→ **EXERCISE**
Transcribe the records exactly. Pictures do not belong in the transcription.
---+---
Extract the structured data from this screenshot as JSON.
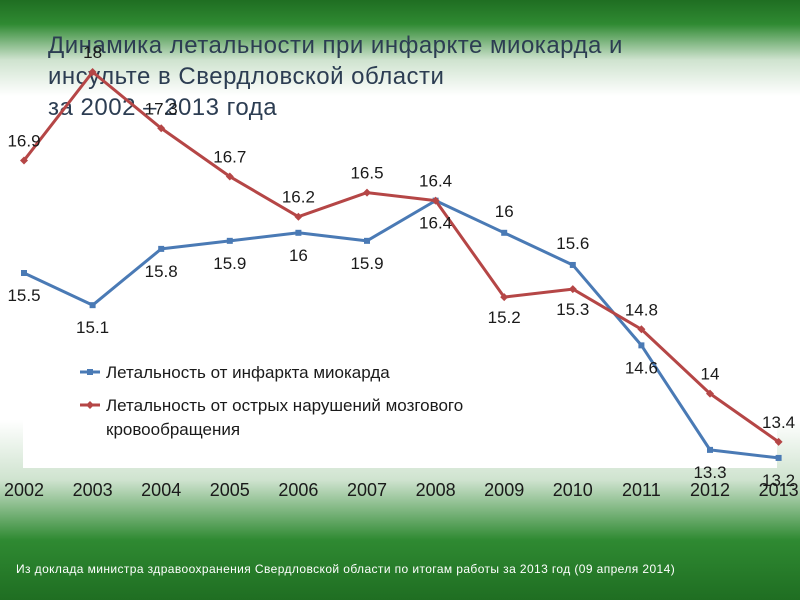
{
  "title": {
    "line1": "Динамика летальности при инфаркте миокарда и",
    "line2": "инсульте в Свердловской области",
    "line3": "за 2002 – 2013 года"
  },
  "footer": "Из доклада министра здравоохранения Свердловской области по итогам работы за 2013 год (09 апреля 2014)",
  "chart_data": {
    "type": "line",
    "categories": [
      "2002",
      "2003",
      "2004",
      "2005",
      "2006",
      "2007",
      "2008",
      "2009",
      "2010",
      "2011",
      "2012",
      "2013"
    ],
    "series": [
      {
        "name": "Летальность от инфаркта миокарда",
        "color": "#4a7ab5",
        "values": [
          15.5,
          15.1,
          15.8,
          15.9,
          16,
          15.9,
          16.4,
          16,
          15.6,
          14.6,
          13.3,
          13.2
        ]
      },
      {
        "name": "Летальность от острых нарушений мозгового кровообращения",
        "color": "#b54646",
        "values": [
          16.9,
          18,
          17.3,
          16.7,
          16.2,
          16.5,
          16.4,
          15.2,
          15.3,
          14.8,
          14,
          13.4
        ]
      }
    ],
    "data_labels": true,
    "legend_position": "inside-bottom-left",
    "grid": false
  }
}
---+---
→ **TASK ANSWER**
Extract the structured data from this screenshot as JSON.
{
  "title": {
    "line1": "Динамика летальности при инфаркте миокарда и",
    "line2": "инсульте в Свердловской области",
    "line3": "за 2002 – 2013 года"
  },
  "footer": "Из доклада министра здравоохранения Свердловской области по итогам работы за 2013 год (09 апреля 2014)",
  "chart_data": {
    "type": "line",
    "categories": [
      "2002",
      "2003",
      "2004",
      "2005",
      "2006",
      "2007",
      "2008",
      "2009",
      "2010",
      "2011",
      "2012",
      "2013"
    ],
    "series": [
      {
        "name": "Летальность от инфаркта миокарда",
        "color": "#4a7ab5",
        "values": [
          15.5,
          15.1,
          15.8,
          15.9,
          16,
          15.9,
          16.4,
          16,
          15.6,
          14.6,
          13.3,
          13.2
        ]
      },
      {
        "name": "Летальность от острых нарушений мозгового кровообращения",
        "color": "#b54646",
        "values": [
          16.9,
          18,
          17.3,
          16.7,
          16.2,
          16.5,
          16.4,
          15.2,
          15.3,
          14.8,
          14,
          13.4
        ]
      }
    ],
    "data_labels": true,
    "legend_position": "inside-bottom-left",
    "grid": false
  }
}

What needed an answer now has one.